Given instruction: Exclude any images and output the remaining records exactly.

::::::::::

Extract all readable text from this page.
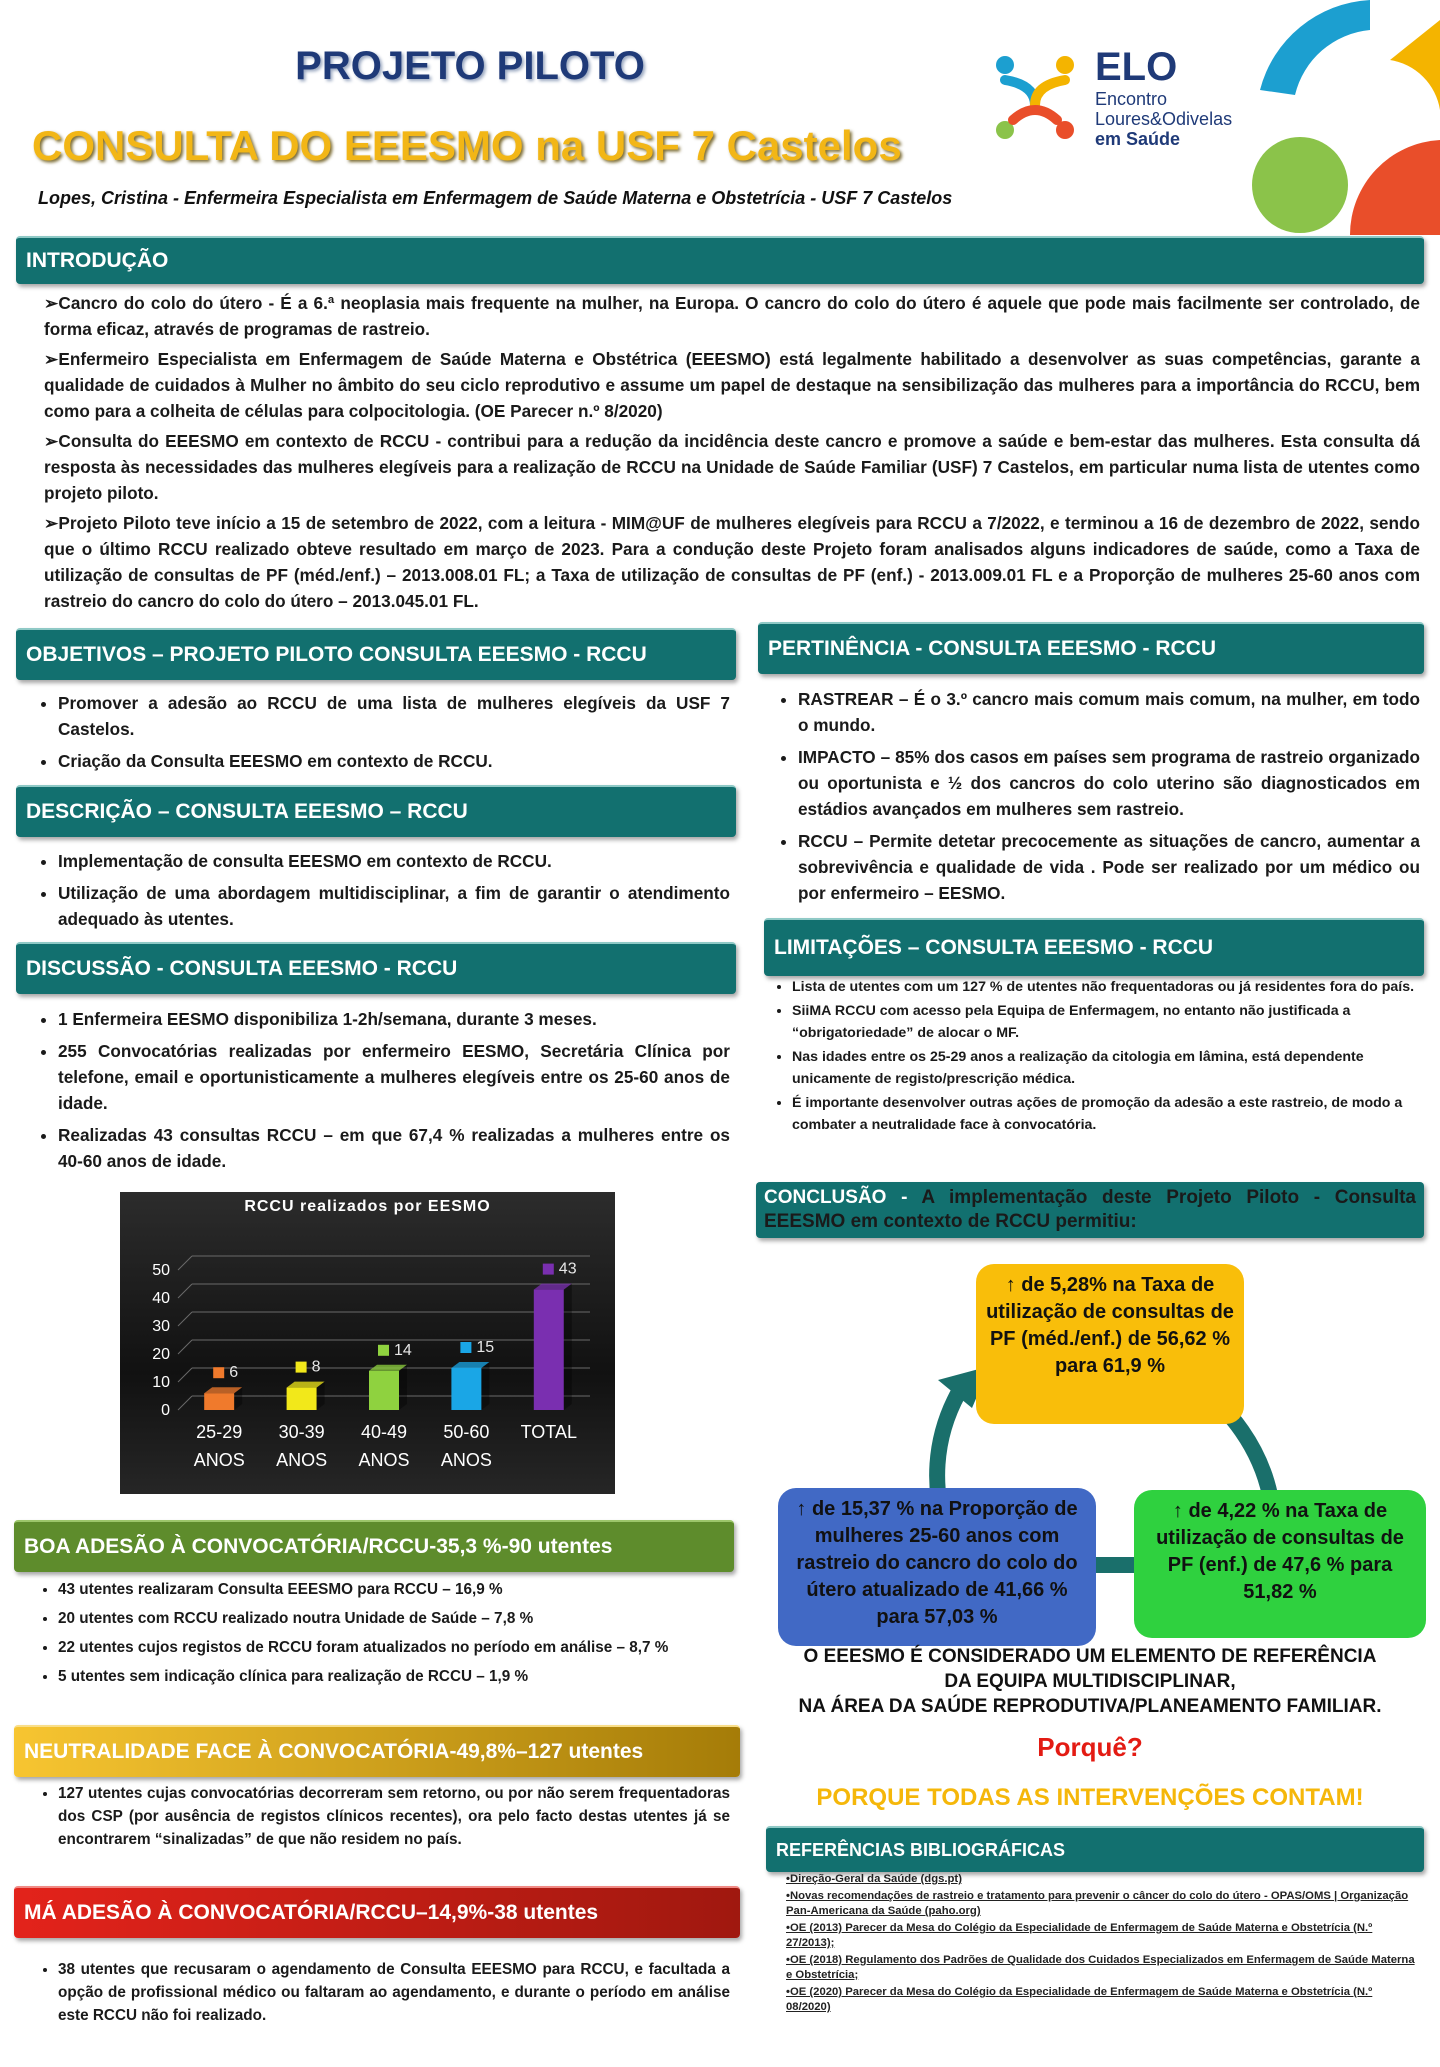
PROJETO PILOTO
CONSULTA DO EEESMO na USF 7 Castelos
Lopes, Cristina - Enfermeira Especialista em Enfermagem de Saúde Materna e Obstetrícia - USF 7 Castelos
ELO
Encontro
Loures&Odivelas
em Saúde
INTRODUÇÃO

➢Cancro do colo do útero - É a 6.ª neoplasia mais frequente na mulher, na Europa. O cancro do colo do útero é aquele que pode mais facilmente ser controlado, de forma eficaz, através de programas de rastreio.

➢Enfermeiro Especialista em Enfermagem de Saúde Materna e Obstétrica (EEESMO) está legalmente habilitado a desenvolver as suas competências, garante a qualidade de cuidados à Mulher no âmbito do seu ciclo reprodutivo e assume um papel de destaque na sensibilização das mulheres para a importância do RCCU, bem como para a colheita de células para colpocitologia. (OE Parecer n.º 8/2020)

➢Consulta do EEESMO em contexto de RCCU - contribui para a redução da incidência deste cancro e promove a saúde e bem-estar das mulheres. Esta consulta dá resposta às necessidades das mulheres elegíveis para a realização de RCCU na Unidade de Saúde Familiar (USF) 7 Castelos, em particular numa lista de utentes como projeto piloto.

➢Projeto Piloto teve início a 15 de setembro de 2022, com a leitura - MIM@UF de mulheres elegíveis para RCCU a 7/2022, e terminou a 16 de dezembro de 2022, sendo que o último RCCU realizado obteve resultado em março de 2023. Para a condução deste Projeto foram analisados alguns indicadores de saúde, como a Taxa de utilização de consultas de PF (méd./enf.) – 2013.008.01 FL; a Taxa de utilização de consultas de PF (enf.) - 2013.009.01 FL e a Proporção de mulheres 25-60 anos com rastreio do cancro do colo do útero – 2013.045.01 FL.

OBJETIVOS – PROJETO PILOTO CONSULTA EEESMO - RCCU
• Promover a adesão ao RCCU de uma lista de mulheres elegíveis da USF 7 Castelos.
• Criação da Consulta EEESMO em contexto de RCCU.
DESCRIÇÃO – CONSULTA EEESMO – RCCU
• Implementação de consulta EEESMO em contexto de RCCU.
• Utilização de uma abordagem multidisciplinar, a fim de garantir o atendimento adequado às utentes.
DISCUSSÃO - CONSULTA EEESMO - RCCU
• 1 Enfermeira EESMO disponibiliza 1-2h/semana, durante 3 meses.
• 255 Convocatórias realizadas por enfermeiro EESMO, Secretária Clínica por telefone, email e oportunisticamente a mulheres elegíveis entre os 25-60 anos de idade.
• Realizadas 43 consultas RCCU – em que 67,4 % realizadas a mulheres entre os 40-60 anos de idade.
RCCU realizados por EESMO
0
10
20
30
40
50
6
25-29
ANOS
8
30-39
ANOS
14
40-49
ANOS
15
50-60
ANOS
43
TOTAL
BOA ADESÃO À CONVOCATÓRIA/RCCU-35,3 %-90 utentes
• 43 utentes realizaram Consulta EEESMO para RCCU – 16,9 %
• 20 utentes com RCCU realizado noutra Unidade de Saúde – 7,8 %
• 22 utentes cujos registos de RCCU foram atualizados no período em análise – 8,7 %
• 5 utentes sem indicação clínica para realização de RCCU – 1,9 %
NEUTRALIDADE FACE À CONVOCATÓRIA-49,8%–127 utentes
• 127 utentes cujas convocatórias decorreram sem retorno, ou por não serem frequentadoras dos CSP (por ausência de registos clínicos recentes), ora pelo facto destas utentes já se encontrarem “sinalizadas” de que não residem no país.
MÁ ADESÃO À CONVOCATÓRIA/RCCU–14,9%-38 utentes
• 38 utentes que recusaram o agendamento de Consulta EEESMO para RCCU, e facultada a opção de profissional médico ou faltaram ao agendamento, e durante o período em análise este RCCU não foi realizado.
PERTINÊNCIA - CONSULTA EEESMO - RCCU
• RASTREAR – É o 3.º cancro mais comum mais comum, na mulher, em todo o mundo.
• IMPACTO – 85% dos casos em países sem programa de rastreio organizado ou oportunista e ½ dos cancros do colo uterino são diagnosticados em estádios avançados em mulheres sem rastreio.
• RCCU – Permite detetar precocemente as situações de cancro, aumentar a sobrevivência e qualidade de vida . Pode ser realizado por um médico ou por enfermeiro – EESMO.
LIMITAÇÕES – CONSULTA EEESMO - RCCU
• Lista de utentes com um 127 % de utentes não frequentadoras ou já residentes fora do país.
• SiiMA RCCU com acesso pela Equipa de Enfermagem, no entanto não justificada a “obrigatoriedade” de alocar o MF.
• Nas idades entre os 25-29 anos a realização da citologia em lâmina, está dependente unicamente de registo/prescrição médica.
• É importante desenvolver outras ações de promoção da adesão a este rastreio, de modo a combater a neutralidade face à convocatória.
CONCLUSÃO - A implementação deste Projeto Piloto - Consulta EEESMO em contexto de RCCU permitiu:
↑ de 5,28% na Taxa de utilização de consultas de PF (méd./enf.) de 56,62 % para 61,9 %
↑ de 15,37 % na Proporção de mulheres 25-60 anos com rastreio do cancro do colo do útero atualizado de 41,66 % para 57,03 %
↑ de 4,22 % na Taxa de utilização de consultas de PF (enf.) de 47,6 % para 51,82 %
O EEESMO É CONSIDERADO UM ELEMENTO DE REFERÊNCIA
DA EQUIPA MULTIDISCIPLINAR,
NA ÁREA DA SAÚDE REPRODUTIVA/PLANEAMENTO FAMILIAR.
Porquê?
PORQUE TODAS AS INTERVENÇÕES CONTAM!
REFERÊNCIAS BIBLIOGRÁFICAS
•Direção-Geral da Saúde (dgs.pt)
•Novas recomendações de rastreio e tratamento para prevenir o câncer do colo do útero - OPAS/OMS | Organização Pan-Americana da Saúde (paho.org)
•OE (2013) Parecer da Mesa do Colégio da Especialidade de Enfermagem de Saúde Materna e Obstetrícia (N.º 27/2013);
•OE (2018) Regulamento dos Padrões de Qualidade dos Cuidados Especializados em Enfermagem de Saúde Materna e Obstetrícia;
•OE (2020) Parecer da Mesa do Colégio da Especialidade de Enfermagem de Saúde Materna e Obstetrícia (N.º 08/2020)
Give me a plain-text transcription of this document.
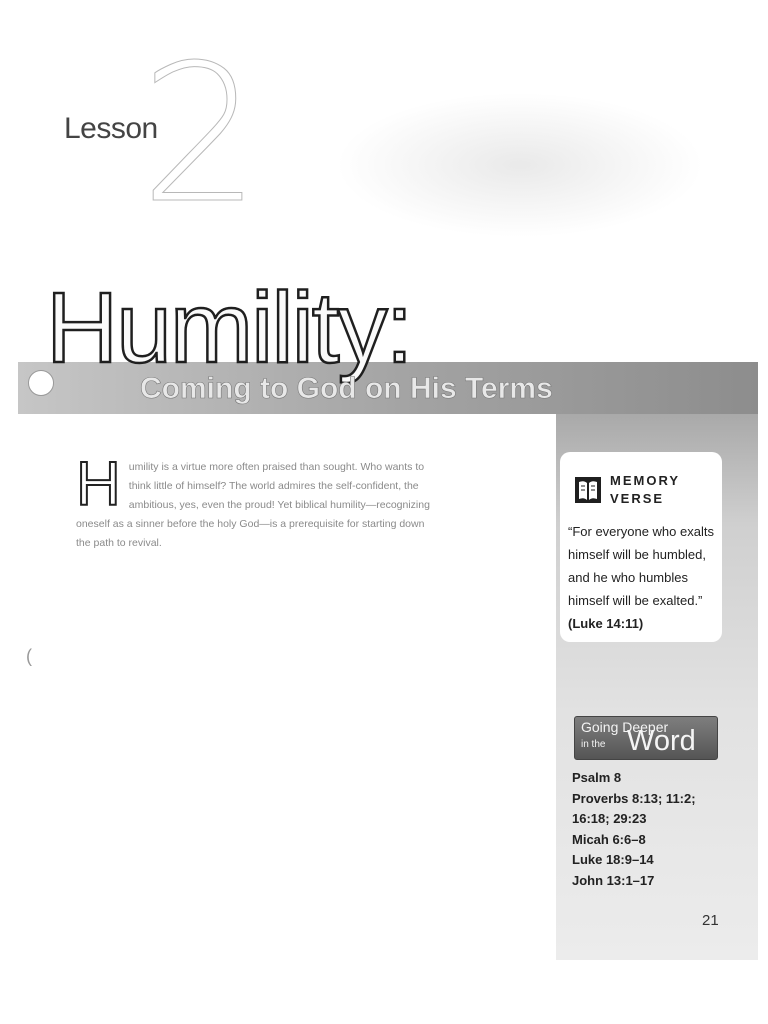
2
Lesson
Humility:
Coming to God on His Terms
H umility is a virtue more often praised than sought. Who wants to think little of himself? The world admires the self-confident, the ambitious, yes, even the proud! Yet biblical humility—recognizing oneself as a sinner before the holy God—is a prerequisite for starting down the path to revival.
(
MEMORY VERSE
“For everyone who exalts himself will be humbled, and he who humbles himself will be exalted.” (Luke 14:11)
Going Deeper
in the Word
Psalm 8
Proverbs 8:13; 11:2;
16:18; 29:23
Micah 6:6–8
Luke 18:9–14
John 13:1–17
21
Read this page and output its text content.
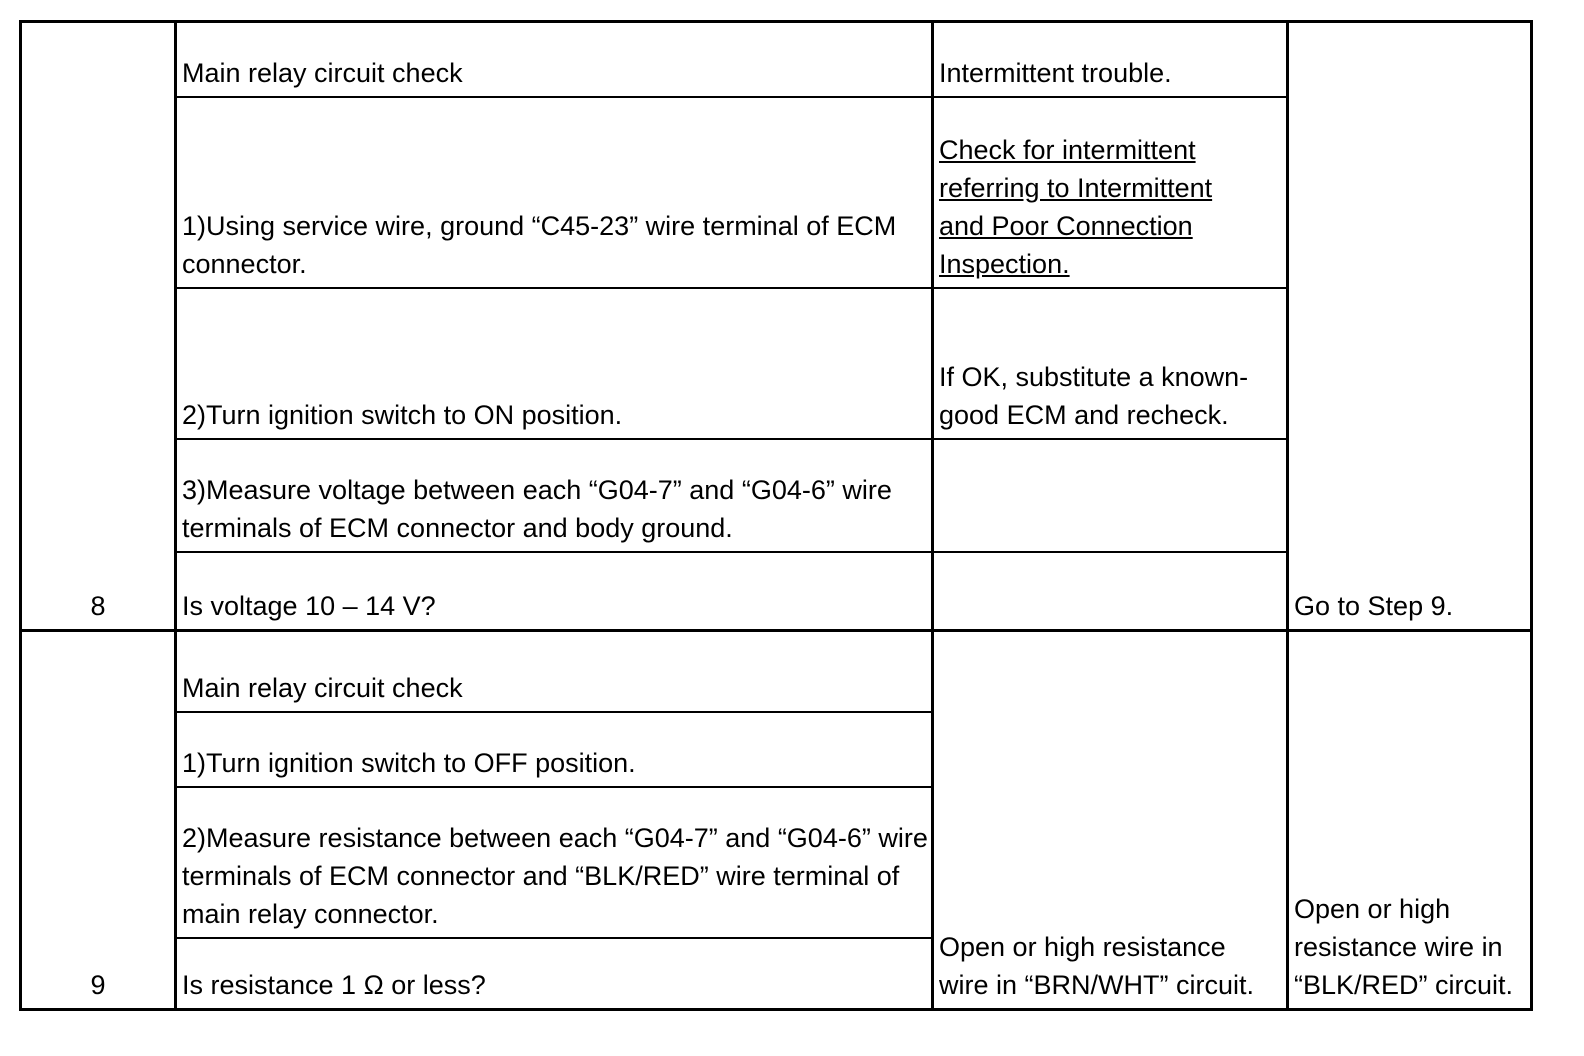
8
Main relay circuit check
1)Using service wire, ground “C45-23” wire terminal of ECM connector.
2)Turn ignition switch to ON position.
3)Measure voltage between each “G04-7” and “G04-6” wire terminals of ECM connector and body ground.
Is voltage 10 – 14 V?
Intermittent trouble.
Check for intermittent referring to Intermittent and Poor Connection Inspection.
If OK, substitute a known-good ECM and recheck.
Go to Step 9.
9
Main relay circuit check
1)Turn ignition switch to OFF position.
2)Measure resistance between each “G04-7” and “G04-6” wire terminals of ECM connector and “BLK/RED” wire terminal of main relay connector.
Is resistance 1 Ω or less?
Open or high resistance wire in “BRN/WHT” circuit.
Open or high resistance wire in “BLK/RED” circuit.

::::::::::

The completed task:
Extract all readable text from this page.
PROJETO PILOTO
CONSULTA DO EEESMO na USF 7 Castelos
Lopes, Cristina - Enfermeira Especialista em Enfermagem de Saúde Materna e Obstetrícia - USF 7 Castelos
ELO
Encontro
Loures&Odivelas
em Saúde
INTRODUÇÃO

➢Cancro do colo do útero - É a 6.ª neoplasia mais frequente na mulher, na Europa. O cancro do colo do útero é aquele que pode mais facilmente ser controlado, de forma eficaz, através de programas de rastreio.

➢Enfermeiro Especialista em Enfermagem de Saúde Materna e Obstétrica (EEESMO) está legalmente habilitado a desenvolver as suas competências, garante a qualidade de cuidados à Mulher no âmbito do seu ciclo reprodutivo e assume um papel de destaque na sensibilização das mulheres para a importância do RCCU, bem como para a colheita de células para colpocitologia. (OE Parecer n.º 8/2020)

➢Consulta do EEESMO em contexto de RCCU - contribui para a redução da incidência deste cancro e promove a saúde e bem-estar das mulheres. Esta consulta dá resposta às necessidades das mulheres elegíveis para a realização de RCCU na Unidade de Saúde Familiar (USF) 7 Castelos, em particular numa lista de utentes como projeto piloto.

➢Projeto Piloto teve início a 15 de setembro de 2022, com a leitura - MIM@UF de mulheres elegíveis para RCCU a 7/2022, e terminou a 16 de dezembro de 2022, sendo que o último RCCU realizado obteve resultado em março de 2023. Para a condução deste Projeto foram analisados alguns indicadores de saúde, como a Taxa de utilização de consultas de PF (méd./enf.) – 2013.008.01 FL; a Taxa de utilização de consultas de PF (enf.) - 2013.009.01 FL e a Proporção de mulheres 25-60 anos com rastreio do cancro do colo do útero – 2013.045.01 FL.

OBJETIVOS – PROJETO PILOTO CONSULTA EEESMO - RCCU
• Promover a adesão ao RCCU de uma lista de mulheres elegíveis da USF 7 Castelos.
• Criação da Consulta EEESMO em contexto de RCCU.
DESCRIÇÃO – CONSULTA EEESMO – RCCU
• Implementação de consulta EEESMO em contexto de RCCU.
• Utilização de uma abordagem multidisciplinar, a fim de garantir o atendimento adequado às utentes.
DISCUSSÃO - CONSULTA EEESMO - RCCU
• 1 Enfermeira EESMO disponibiliza 1-2h/semana, durante 3 meses.
• 255 Convocatórias realizadas por enfermeiro EESMO, Secretária Clínica por telefone, email e oportunisticamente a mulheres elegíveis entre os 25-60 anos de idade.
• Realizadas 43 consultas RCCU – em que 67,4 % realizadas a mulheres entre os 40-60 anos de idade.
RCCU realizados por EESMO
0
10
20
30
40
50
6
25-29
ANOS
8
30-39
ANOS
14
40-49
ANOS
15
50-60
ANOS
43
TOTAL
BOA ADESÃO À CONVOCATÓRIA/RCCU-35,3 %-90 utentes
• 43 utentes realizaram Consulta EEESMO para RCCU – 16,9 %
• 20 utentes com RCCU realizado noutra Unidade de Saúde – 7,8 %
• 22 utentes cujos registos de RCCU foram atualizados no período em análise – 8,7 %
• 5 utentes sem indicação clínica para realização de RCCU – 1,9 %
NEUTRALIDADE FACE À CONVOCATÓRIA-49,8%–127 utentes
• 127 utentes cujas convocatórias decorreram sem retorno, ou por não serem frequentadoras dos CSP (por ausência de registos clínicos recentes), ora pelo facto destas utentes já se encontrarem “sinalizadas” de que não residem no país.
MÁ ADESÃO À CONVOCATÓRIA/RCCU–14,9%-38 utentes
• 38 utentes que recusaram o agendamento de Consulta EEESMO para RCCU, e facultada a opção de profissional médico ou faltaram ao agendamento, e durante o período em análise este RCCU não foi realizado.
PERTINÊNCIA - CONSULTA EEESMO - RCCU
• RASTREAR – É o 3.º cancro mais comum mais comum, na mulher, em todo o mundo.
• IMPACTO – 85% dos casos em países sem programa de rastreio organizado ou oportunista e ½ dos cancros do colo uterino são diagnosticados em estádios avançados em mulheres sem rastreio.
• RCCU – Permite detetar precocemente as situações de cancro, aumentar a sobrevivência e qualidade de vida . Pode ser realizado por um médico ou por enfermeiro – EESMO.
LIMITAÇÕES – CONSULTA EEESMO - RCCU
• Lista de utentes com um 127 % de utentes não frequentadoras ou já residentes fora do país.
• SiiMA RCCU com acesso pela Equipa de Enfermagem, no entanto não justificada a “obrigatoriedade” de alocar o MF.
• Nas idades entre os 25-29 anos a realização da citologia em lâmina, está dependente unicamente de registo/prescrição médica.
• É importante desenvolver outras ações de promoção da adesão a este rastreio, de modo a combater a neutralidade face à convocatória.
CONCLUSÃO - A implementação deste Projeto Piloto - Consulta EEESMO em contexto de RCCU permitiu:
↑ de 5,28% na Taxa de utilização de consultas de PF (méd./enf.) de 56,62 % para 61,9 %
↑ de 15,37 % na Proporção de mulheres 25-60 anos com rastreio do cancro do colo do útero atualizado de 41,66 % para 57,03 %
↑ de 4,22 % na Taxa de utilização de consultas de PF (enf.) de 47,6 % para 51,82 %
O EEESMO É CONSIDERADO UM ELEMENTO DE REFERÊNCIA
DA EQUIPA MULTIDISCIPLINAR,
NA ÁREA DA SAÚDE REPRODUTIVA/PLANEAMENTO FAMILIAR.
Porquê?
PORQUE TODAS AS INTERVENÇÕES CONTAM!
REFERÊNCIAS BIBLIOGRÁFICAS
•Direção-Geral da Saúde (dgs.pt)
•Novas recomendações de rastreio e tratamento para prevenir o câncer do colo do útero - OPAS/OMS | Organização Pan-Americana da Saúde (paho.org)
•OE (2013) Parecer da Mesa do Colégio da Especialidade de Enfermagem de Saúde Materna e Obstetrícia (N.º 27/2013);
•OE (2018) Regulamento dos Padrões de Qualidade dos Cuidados Especializados em Enfermagem de Saúde Materna e Obstetrícia;
•OE (2020) Parecer da Mesa do Colégio da Especialidade de Enfermagem de Saúde Materna e Obstetrícia (N.º 08/2020)
Give me a plain-text transcription of this document.
2
Lesson
Humility:
Coming to God on His Terms
H umility is a virtue more often praised than sought. Who wants to think little of himself? The world admires the self-confident, the ambitious, yes, even the proud! Yet biblical humility—recognizing oneself as a sinner before the holy God—is a prerequisite for starting down the path to revival.
(
MEMORY VERSE
“For everyone who exalts himself will be humbled, and he who humbles himself will be exalted.” (Luke 14:11)
Going Deeper
in the Word
Psalm 8
Proverbs 8:13; 11:2;
16:18; 29:23
Micah 6:6–8
Luke 18:9–14
John 13:1–17
21
Read this page and output its text content.
8
Main relay circuit check
1)Using service wire, ground “C45-23” wire terminal of ECM connector.
2)Turn ignition switch to ON position.
3)Measure voltage between each “G04-7” and “G04-6” wire terminals of ECM connector and body ground.
Is voltage 10 – 14 V?
Intermittent trouble.
Check for intermittent referring to Intermittent and Poor Connection Inspection.
If OK, substitute a known-good ECM and recheck.
Go to Step 9.
9
Main relay circuit check
1)Turn ignition switch to OFF position.
2)Measure resistance between each “G04-7” and “G04-6” wire terminals of ECM connector and “BLK/RED” wire terminal of main relay connector.
Is resistance 1 Ω or less?
Open or high resistance wire in “BRN/WHT” circuit.
Open or high resistance wire in “BLK/RED” circuit.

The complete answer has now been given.